_Collected data entries_.
========
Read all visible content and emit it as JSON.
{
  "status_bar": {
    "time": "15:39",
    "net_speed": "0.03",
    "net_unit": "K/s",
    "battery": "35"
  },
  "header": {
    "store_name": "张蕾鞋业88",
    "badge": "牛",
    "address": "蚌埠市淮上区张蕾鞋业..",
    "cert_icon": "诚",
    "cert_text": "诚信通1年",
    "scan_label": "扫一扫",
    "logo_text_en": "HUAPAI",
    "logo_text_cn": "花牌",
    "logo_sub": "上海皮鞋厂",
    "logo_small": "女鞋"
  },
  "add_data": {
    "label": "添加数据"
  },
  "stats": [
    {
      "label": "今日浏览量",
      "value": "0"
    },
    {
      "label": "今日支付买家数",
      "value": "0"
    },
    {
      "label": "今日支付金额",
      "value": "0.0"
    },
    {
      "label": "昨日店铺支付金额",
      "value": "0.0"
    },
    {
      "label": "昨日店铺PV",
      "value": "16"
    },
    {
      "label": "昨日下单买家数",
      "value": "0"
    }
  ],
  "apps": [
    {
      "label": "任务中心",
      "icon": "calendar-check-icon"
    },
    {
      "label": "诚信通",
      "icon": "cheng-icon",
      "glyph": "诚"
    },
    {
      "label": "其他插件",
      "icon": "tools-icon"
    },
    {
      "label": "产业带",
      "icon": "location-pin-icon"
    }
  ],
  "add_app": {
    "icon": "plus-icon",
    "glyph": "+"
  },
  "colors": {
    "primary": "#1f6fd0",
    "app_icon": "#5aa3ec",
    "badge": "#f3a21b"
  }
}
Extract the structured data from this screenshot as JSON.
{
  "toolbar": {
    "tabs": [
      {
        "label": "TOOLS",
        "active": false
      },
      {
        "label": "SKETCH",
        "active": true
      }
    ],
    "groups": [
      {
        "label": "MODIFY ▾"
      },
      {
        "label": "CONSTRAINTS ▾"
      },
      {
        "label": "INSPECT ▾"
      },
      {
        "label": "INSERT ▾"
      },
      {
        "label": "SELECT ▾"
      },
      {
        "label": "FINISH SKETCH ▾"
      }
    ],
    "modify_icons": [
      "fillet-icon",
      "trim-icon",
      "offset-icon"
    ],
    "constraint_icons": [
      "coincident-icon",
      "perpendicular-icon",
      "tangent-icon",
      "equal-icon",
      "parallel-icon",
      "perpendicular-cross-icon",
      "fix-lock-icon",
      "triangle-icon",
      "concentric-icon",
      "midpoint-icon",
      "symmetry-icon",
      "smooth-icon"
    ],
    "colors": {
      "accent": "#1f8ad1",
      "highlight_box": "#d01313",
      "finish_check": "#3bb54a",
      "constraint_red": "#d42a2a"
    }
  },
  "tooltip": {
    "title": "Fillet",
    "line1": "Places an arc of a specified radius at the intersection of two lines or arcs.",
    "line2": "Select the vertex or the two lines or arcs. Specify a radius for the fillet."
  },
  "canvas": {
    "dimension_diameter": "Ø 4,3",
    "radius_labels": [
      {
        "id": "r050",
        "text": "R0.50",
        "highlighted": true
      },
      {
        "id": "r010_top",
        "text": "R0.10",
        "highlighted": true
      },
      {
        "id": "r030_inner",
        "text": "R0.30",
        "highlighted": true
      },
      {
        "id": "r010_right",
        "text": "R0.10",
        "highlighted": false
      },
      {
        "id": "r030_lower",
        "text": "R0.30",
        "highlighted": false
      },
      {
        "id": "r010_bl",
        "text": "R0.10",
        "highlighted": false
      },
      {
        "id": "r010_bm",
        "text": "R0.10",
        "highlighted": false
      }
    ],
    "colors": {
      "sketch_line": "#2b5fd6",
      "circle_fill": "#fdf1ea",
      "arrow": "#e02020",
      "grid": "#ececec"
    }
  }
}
========
_The exercise_. Once more, set down the full listing, verbatim.

_Solution to this problem_.
Read all visible content and emit it as JSON.
{
  "status_bar": {
    "time": "15:39",
    "net_speed": "0.03",
    "net_unit": "K/s",
    "battery": "35"
  },
  "header": {
    "store_name": "张蕾鞋业88",
    "badge": "牛",
    "address": "蚌埠市淮上区张蕾鞋业..",
    "cert_icon": "诚",
    "cert_text": "诚信通1年",
    "scan_label": "扫一扫",
    "logo_text_en": "HUAPAI",
    "logo_text_cn": "花牌",
    "logo_sub": "上海皮鞋厂",
    "logo_small": "女鞋"
  },
  "add_data": {
    "label": "添加数据"
  },
  "stats": [
    {
      "label": "今日浏览量",
      "value": "0"
    },
    {
      "label": "今日支付买家数",
      "value": "0"
    },
    {
      "label": "今日支付金额",
      "value": "0.0"
    },
    {
      "label": "昨日店铺支付金额",
      "value": "0.0"
    },
    {
      "label": "昨日店铺PV",
      "value": "16"
    },
    {
      "label": "昨日下单买家数",
      "value": "0"
    }
  ],
  "apps": [
    {
      "label": "任务中心",
      "icon": "calendar-check-icon"
    },
    {
      "label": "诚信通",
      "icon": "cheng-icon",
      "glyph": "诚"
    },
    {
      "label": "其他插件",
      "icon": "tools-icon"
    },
    {
      "label": "产业带",
      "icon": "location-pin-icon"
    }
  ],
  "add_app": {
    "icon": "plus-icon",
    "glyph": "+"
  },
  "colors": {
    "primary": "#1f6fd0",
    "app_icon": "#5aa3ec",
    "badge": "#f3a21b"
  }
}
Extract the structured data from this screenshot as JSON.
{
  "toolbar": {
    "tabs": [
      {
        "label": "TOOLS",
        "active": false
      },
      {
        "label": "SKETCH",
        "active": true
      }
    ],
    "groups": [
      {
        "label": "MODIFY ▾"
      },
      {
        "label": "CONSTRAINTS ▾"
      },
      {
        "label": "INSPECT ▾"
      },
      {
        "label": "INSERT ▾"
      },
      {
        "label": "SELECT ▾"
      },
      {
        "label": "FINISH SKETCH ▾"
      }
    ],
    "modify_icons": [
      "fillet-icon",
      "trim-icon",
      "offset-icon"
    ],
    "constraint_icons": [
      "coincident-icon",
      "perpendicular-icon",
      "tangent-icon",
      "equal-icon",
      "parallel-icon",
      "perpendicular-cross-icon",
      "fix-lock-icon",
      "triangle-icon",
      "concentric-icon",
      "midpoint-icon",
      "symmetry-icon",
      "smooth-icon"
    ],
    "colors": {
      "accent": "#1f8ad1",
      "highlight_box": "#d01313",
      "finish_check": "#3bb54a",
      "constraint_red": "#d42a2a"
    }
  },
  "tooltip": {
    "title": "Fillet",
    "line1": "Places an arc of a specified radius at the intersection of two lines or arcs.",
    "line2": "Select the vertex or the two lines or arcs. Specify a radius for the fillet."
  },
  "canvas": {
    "dimension_diameter": "Ø 4,3",
    "radius_labels": [
      {
        "id": "r050",
        "text": "R0.50",
        "highlighted": true
      },
      {
        "id": "r010_top",
        "text": "R0.10",
        "highlighted": true
      },
      {
        "id": "r030_inner",
        "text": "R0.30",
        "highlighted": true
      },
      {
        "id": "r010_right",
        "text": "R0.10",
        "highlighted": false
      },
      {
        "id": "r030_lower",
        "text": "R0.30",
        "highlighted": false
      },
      {
        "id": "r010_bl",
        "text": "R0.10",
        "highlighted": false
      },
      {
        "id": "r010_bm",
        "text": "R0.10",
        "highlighted": false
      }
    ],
    "colors": {
      "sketch_line": "#2b5fd6",
      "circle_fill": "#fdf1ea",
      "arrow": "#e02020",
      "grid": "#ececec"
    }
  }
}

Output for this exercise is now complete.